┌─ Raw data

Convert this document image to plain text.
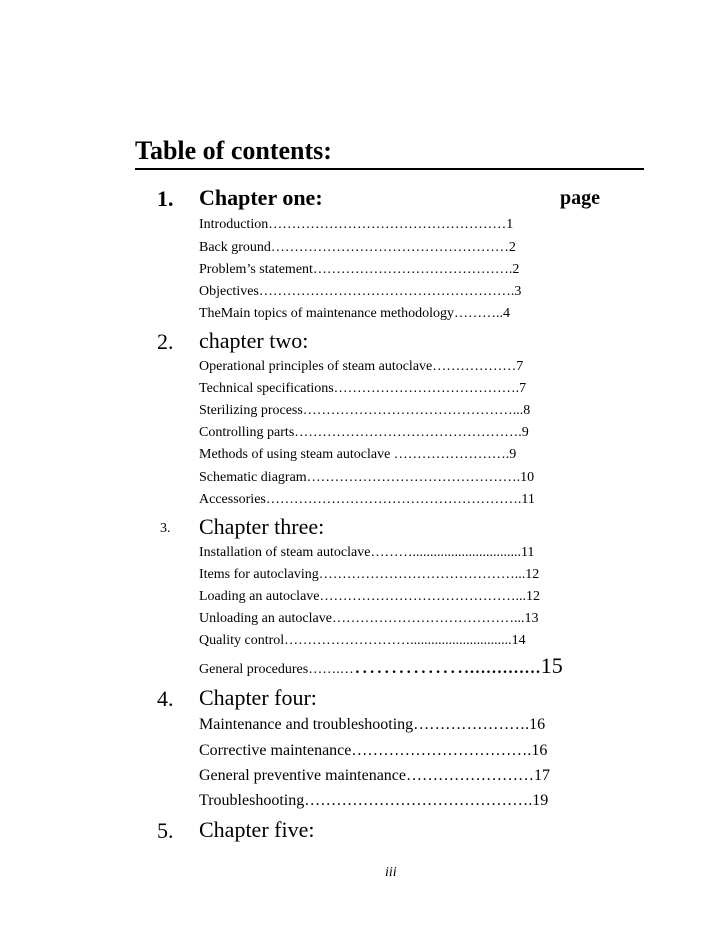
Table of contents:
1. Chapter one:	page
Introduction……………………………………………1
Back ground……………………………………………2
Problem’s statement…………………………………….2
Objectives……………………………………………….3
TheMain topics of maintenance methodology………..4
2. chapter two:
Operational principles of steam autoclave………………7
Technical specifications………………………………….7
Sterilizing process………………………………………...8
Controlling parts………………………………………….9
Methods of using steam autoclave …………………….9
Schematic diagram……………………………………….10
Accessories……………………………………………….11
3. Chapter three:
Installation of steam autoclave………...............................11
Items for autoclaving……………………………………...12
Loading an autoclave……………………………………...12
Unloading an autoclave…………………………………...13
Quality control……………………….............................14
General procedures…….………………..............15
4. Chapter four:
Maintenance and troubleshooting………………….16
Corrective maintenance…………………………….16
General preventive maintenance……………………17
Troubleshooting…………………………………….19
5. Chapter five:
iii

└─

Quote the material exactly. Pictures stay out.

Correct answer:
Convert this document image to plain text.
Table of contents:
1. Chapter one:	page
Introduction……………………………………………1
Back ground……………………………………………2
Problem’s statement…………………………………….2
Objectives……………………………………………….3
TheMain topics of maintenance methodology………..4
2. chapter two:
Operational principles of steam autoclave………………7
Technical specifications………………………………….7
Sterilizing process………………………………………...8
Controlling parts………………………………………….9
Methods of using steam autoclave …………………….9
Schematic diagram……………………………………….10
Accessories……………………………………………….11
3. Chapter three:
Installation of steam autoclave………...............................11
Items for autoclaving……………………………………...12
Loading an autoclave……………………………………...12
Unloading an autoclave…………………………………...13
Quality control……………………….............................14
General procedures…….………………..............15
4. Chapter four:
Maintenance and troubleshooting………………….16
Corrective maintenance…………………………….16
General preventive maintenance……………………17
Troubleshooting…………………………………….19
5. Chapter five:
iii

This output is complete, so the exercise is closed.